◆ **Request**:
Beginning at the line that contains "Convert this screenshot", transcribe the remaining lines of the listing exactly; include the final line and omit everything before.
--
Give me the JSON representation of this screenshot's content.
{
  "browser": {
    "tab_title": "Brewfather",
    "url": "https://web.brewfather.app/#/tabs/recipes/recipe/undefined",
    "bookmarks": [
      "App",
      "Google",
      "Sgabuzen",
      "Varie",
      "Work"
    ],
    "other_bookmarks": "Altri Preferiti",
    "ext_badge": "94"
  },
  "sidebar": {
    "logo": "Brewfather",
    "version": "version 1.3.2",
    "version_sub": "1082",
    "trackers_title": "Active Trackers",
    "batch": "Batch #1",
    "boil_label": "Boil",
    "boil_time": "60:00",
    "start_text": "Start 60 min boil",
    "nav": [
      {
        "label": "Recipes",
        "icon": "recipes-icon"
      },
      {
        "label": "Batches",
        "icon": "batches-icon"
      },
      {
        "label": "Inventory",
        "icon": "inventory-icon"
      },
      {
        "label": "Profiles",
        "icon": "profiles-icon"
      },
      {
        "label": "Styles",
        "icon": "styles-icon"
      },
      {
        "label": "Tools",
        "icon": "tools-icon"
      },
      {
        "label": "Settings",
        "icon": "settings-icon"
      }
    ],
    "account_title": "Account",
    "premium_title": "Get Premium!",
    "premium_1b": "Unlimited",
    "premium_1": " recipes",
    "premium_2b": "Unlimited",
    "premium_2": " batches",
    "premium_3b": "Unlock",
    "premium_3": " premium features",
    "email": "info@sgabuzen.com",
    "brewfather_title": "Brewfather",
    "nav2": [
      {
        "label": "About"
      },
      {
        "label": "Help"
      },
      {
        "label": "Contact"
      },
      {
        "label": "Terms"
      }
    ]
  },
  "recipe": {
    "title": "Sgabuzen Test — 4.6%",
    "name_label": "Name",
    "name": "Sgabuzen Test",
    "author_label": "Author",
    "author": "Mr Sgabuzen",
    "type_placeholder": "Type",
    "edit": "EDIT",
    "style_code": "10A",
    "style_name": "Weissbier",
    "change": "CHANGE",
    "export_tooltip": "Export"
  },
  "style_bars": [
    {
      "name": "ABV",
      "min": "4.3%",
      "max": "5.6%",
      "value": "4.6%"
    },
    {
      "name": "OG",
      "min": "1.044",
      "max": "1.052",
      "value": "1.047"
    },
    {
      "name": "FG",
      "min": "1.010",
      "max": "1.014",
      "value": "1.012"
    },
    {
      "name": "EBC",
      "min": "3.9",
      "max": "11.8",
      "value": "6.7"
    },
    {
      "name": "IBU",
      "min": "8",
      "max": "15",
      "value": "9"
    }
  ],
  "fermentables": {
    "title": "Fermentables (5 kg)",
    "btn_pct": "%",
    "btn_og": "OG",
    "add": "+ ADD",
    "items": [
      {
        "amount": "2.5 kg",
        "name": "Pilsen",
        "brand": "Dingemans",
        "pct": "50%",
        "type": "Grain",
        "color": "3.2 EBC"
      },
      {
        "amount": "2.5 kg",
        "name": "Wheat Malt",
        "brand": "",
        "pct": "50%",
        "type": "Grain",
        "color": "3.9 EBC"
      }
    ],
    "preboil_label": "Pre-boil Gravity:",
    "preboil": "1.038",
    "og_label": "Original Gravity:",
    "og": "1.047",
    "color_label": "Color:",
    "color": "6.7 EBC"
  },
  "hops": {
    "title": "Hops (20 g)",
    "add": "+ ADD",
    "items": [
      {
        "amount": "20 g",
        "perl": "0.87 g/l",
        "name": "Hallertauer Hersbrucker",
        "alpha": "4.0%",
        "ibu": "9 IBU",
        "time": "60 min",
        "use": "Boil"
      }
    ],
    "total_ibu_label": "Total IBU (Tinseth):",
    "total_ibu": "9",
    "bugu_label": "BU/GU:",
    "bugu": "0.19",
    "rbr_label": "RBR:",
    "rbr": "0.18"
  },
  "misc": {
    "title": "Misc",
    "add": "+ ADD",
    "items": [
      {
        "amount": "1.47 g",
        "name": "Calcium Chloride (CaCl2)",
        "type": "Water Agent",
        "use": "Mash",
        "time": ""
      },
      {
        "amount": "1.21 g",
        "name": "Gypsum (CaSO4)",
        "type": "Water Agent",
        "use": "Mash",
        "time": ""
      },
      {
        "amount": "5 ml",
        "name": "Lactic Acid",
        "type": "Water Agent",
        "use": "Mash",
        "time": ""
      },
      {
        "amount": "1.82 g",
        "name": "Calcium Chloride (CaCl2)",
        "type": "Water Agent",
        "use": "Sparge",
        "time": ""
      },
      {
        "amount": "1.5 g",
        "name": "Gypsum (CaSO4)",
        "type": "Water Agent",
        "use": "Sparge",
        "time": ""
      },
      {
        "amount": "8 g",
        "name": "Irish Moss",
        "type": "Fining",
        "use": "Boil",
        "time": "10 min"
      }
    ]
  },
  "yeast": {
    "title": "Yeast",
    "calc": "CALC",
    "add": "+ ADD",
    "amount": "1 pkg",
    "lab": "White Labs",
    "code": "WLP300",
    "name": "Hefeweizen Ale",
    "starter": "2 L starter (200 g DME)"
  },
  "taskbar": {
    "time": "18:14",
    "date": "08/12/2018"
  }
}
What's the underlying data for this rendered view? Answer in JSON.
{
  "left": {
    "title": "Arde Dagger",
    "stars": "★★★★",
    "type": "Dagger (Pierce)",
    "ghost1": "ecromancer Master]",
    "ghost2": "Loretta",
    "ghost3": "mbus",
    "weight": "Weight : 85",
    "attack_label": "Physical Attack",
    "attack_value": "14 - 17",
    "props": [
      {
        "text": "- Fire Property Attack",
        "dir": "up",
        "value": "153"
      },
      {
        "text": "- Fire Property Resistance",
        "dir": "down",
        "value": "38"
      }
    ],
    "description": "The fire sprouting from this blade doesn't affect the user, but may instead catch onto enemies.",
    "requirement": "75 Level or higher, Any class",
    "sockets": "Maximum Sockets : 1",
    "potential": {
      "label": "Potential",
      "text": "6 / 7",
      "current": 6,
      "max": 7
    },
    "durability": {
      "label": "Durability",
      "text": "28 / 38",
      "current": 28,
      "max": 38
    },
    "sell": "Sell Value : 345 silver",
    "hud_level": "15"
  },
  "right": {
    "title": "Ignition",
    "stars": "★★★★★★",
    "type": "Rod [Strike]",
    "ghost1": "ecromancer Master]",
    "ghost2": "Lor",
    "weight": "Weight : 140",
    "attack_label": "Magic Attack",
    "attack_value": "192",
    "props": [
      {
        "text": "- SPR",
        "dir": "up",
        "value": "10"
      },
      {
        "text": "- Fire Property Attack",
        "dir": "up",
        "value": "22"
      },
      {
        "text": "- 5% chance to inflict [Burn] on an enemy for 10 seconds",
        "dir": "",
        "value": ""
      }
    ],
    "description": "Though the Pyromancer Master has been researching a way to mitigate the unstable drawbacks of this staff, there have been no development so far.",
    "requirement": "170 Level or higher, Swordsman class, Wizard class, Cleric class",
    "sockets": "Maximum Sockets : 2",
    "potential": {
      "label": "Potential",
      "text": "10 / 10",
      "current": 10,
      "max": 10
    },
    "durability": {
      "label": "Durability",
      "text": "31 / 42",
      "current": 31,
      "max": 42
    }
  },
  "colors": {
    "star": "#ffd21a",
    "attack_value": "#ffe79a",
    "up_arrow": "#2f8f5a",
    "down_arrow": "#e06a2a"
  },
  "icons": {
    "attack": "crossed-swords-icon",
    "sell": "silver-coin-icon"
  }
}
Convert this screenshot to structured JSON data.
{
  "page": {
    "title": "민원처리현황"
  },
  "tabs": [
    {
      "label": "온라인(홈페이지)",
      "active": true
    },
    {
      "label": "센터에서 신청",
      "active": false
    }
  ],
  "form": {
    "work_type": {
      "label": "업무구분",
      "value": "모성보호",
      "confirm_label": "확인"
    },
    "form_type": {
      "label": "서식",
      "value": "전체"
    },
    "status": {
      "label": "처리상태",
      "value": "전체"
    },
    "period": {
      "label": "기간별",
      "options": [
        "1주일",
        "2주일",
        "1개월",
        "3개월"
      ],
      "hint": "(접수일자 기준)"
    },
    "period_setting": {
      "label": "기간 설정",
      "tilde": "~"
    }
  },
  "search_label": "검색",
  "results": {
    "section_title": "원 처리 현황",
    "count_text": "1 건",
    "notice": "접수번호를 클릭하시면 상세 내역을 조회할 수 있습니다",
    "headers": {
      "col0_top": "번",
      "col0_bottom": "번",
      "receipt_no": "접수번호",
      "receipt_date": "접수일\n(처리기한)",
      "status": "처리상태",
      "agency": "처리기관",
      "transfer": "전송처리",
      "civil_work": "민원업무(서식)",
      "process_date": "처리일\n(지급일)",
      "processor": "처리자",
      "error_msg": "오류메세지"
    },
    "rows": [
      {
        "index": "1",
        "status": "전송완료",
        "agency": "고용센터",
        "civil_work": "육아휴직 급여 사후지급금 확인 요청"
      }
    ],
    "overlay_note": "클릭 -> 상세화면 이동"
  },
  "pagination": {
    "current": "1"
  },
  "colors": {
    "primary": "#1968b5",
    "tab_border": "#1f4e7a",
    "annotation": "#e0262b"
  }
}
--
◆ **Exercise answer**:
Convert this screenshot to structured JSON data.
{
  "page": {
    "title": "민원처리현황"
  },
  "tabs": [
    {
      "label": "온라인(홈페이지)",
      "active": true
    },
    {
      "label": "센터에서 신청",
      "active": false
    }
  ],
  "form": {
    "work_type": {
      "label": "업무구분",
      "value": "모성보호",
      "confirm_label": "확인"
    },
    "form_type": {
      "label": "서식",
      "value": "전체"
    },
    "status": {
      "label": "처리상태",
      "value": "전체"
    },
    "period": {
      "label": "기간별",
      "options": [
        "1주일",
        "2주일",
        "1개월",
        "3개월"
      ],
      "hint": "(접수일자 기준)"
    },
    "period_setting": {
      "label": "기간 설정",
      "tilde": "~"
    }
  },
  "search_label": "검색",
  "results": {
    "section_title": "원 처리 현황",
    "count_text": "1 건",
    "notice": "접수번호를 클릭하시면 상세 내역을 조회할 수 있습니다",
    "headers": {
      "col0_top": "번",
      "col0_bottom": "번",
      "receipt_no": "접수번호",
      "receipt_date": "접수일\n(처리기한)",
      "status": "처리상태",
      "agency": "처리기관",
      "transfer": "전송처리",
      "civil_work": "민원업무(서식)",
      "process_date": "처리일\n(지급일)",
      "processor": "처리자",
      "error_msg": "오류메세지"
    },
    "rows": [
      {
        "index": "1",
        "status": "전송완료",
        "agency": "고용센터",
        "civil_work": "육아휴직 급여 사후지급금 확인 요청"
      }
    ],
    "overlay_note": "클릭 -> 상세화면 이동"
  },
  "pagination": {
    "current": "1"
  },
  "colors": {
    "primary": "#1968b5",
    "tab_border": "#1f4e7a",
    "annotation": "#e0262b"
  }
}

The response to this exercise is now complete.